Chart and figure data
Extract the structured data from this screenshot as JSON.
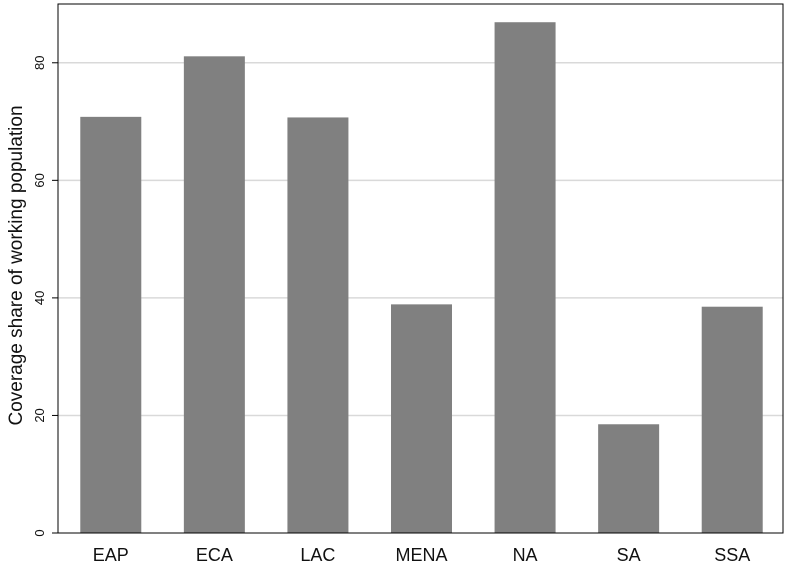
{
  "chart_data": {
    "type": "bar",
    "categories": [
      "EAP",
      "ECA",
      "LAC",
      "MENA",
      "NA",
      "SA",
      "SSA"
    ],
    "values": [
      70.8,
      81.1,
      70.7,
      38.9,
      86.9,
      18.5,
      38.5
    ],
    "title": "",
    "xlabel": "",
    "ylabel": "Coverage share of working population",
    "ylim": [
      0,
      90
    ],
    "yticks": [
      0,
      20,
      40,
      60,
      80
    ],
    "grid": true,
    "legend": "none"
  },
  "colors": {
    "bar": "#808080",
    "grid": "#d9d9d9",
    "axis": "#000000",
    "background": "#ffffff"
  }
}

**Work to be completed**:
Omit any images, then output the listing exactly.

**Worked answer**:
Extract the structured data from this screenshot as JSON.
{
  "chart_data": {
    "type": "bar",
    "categories": [
      "EAP",
      "ECA",
      "LAC",
      "MENA",
      "NA",
      "SA",
      "SSA"
    ],
    "values": [
      70.8,
      81.1,
      70.7,
      38.9,
      86.9,
      18.5,
      38.5
    ],
    "title": "",
    "xlabel": "",
    "ylabel": "Coverage share of working population",
    "ylim": [
      0,
      90
    ],
    "yticks": [
      0,
      20,
      40,
      60,
      80
    ],
    "grid": true,
    "legend": "none"
  },
  "colors": {
    "bar": "#808080",
    "grid": "#d9d9d9",
    "axis": "#000000",
    "background": "#ffffff"
  }
}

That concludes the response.